AIM – Each entry below is to be transcribed exactly.

DATA SECTION –
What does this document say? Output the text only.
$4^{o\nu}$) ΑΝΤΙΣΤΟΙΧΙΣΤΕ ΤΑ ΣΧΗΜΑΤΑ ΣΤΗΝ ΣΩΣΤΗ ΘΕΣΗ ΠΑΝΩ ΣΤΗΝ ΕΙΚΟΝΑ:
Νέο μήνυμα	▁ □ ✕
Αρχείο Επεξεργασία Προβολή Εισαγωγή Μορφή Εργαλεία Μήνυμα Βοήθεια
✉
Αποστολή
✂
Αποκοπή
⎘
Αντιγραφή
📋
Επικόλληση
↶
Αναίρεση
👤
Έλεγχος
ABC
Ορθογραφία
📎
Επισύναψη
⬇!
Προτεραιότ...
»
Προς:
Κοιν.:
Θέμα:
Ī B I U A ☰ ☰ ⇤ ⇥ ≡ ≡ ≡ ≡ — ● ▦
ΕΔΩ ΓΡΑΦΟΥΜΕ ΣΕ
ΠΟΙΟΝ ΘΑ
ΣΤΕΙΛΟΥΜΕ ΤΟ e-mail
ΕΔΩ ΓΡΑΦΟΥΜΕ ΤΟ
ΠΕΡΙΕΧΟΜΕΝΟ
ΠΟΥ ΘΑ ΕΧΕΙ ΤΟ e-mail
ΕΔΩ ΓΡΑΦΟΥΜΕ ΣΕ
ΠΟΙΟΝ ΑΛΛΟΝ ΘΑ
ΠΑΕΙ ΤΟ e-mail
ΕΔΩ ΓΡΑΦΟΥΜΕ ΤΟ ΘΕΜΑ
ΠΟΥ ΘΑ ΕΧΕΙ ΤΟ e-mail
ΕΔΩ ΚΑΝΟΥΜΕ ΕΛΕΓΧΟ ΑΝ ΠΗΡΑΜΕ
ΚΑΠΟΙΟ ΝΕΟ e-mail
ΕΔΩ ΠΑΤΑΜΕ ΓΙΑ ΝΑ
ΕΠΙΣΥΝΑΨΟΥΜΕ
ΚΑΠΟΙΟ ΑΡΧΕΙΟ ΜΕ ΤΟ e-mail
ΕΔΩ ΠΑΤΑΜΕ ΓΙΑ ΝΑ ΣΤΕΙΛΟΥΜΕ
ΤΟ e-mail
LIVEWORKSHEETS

FINAL ANSWER –
What does this document say? Output the text only.
$4^{o\nu}$) ΑΝΤΙΣΤΟΙΧΙΣΤΕ ΤΑ ΣΧΗΜΑΤΑ ΣΤΗΝ ΣΩΣΤΗ ΘΕΣΗ ΠΑΝΩ ΣΤΗΝ ΕΙΚΟΝΑ:
Νέο μήνυμα	▁ □ ✕
Αρχείο Επεξεργασία Προβολή Εισαγωγή Μορφή Εργαλεία Μήνυμα Βοήθεια
✉
Αποστολή
✂
Αποκοπή
⎘
Αντιγραφή
📋
Επικόλληση
↶
Αναίρεση
👤
Έλεγχος
ABC
Ορθογραφία
📎
Επισύναψη
⬇!
Προτεραιότ...
»
Προς:
Κοιν.:
Θέμα:
Ī B I U A ☰ ☰ ⇤ ⇥ ≡ ≡ ≡ ≡ — ● ▦
ΕΔΩ ΓΡΑΦΟΥΜΕ ΣΕ
ΠΟΙΟΝ ΘΑ
ΣΤΕΙΛΟΥΜΕ ΤΟ e-mail
ΕΔΩ ΓΡΑΦΟΥΜΕ ΤΟ
ΠΕΡΙΕΧΟΜΕΝΟ
ΠΟΥ ΘΑ ΕΧΕΙ ΤΟ e-mail
ΕΔΩ ΓΡΑΦΟΥΜΕ ΣΕ
ΠΟΙΟΝ ΑΛΛΟΝ ΘΑ
ΠΑΕΙ ΤΟ e-mail
ΕΔΩ ΓΡΑΦΟΥΜΕ ΤΟ ΘΕΜΑ
ΠΟΥ ΘΑ ΕΧΕΙ ΤΟ e-mail
ΕΔΩ ΚΑΝΟΥΜΕ ΕΛΕΓΧΟ ΑΝ ΠΗΡΑΜΕ
ΚΑΠΟΙΟ ΝΕΟ e-mail
ΕΔΩ ΠΑΤΑΜΕ ΓΙΑ ΝΑ
ΕΠΙΣΥΝΑΨΟΥΜΕ
ΚΑΠΟΙΟ ΑΡΧΕΙΟ ΜΕ ΤΟ e-mail
ΕΔΩ ΠΑΤΑΜΕ ΓΙΑ ΝΑ ΣΤΕΙΛΟΥΜΕ
ΤΟ e-mail
LIVEWORKSHEETS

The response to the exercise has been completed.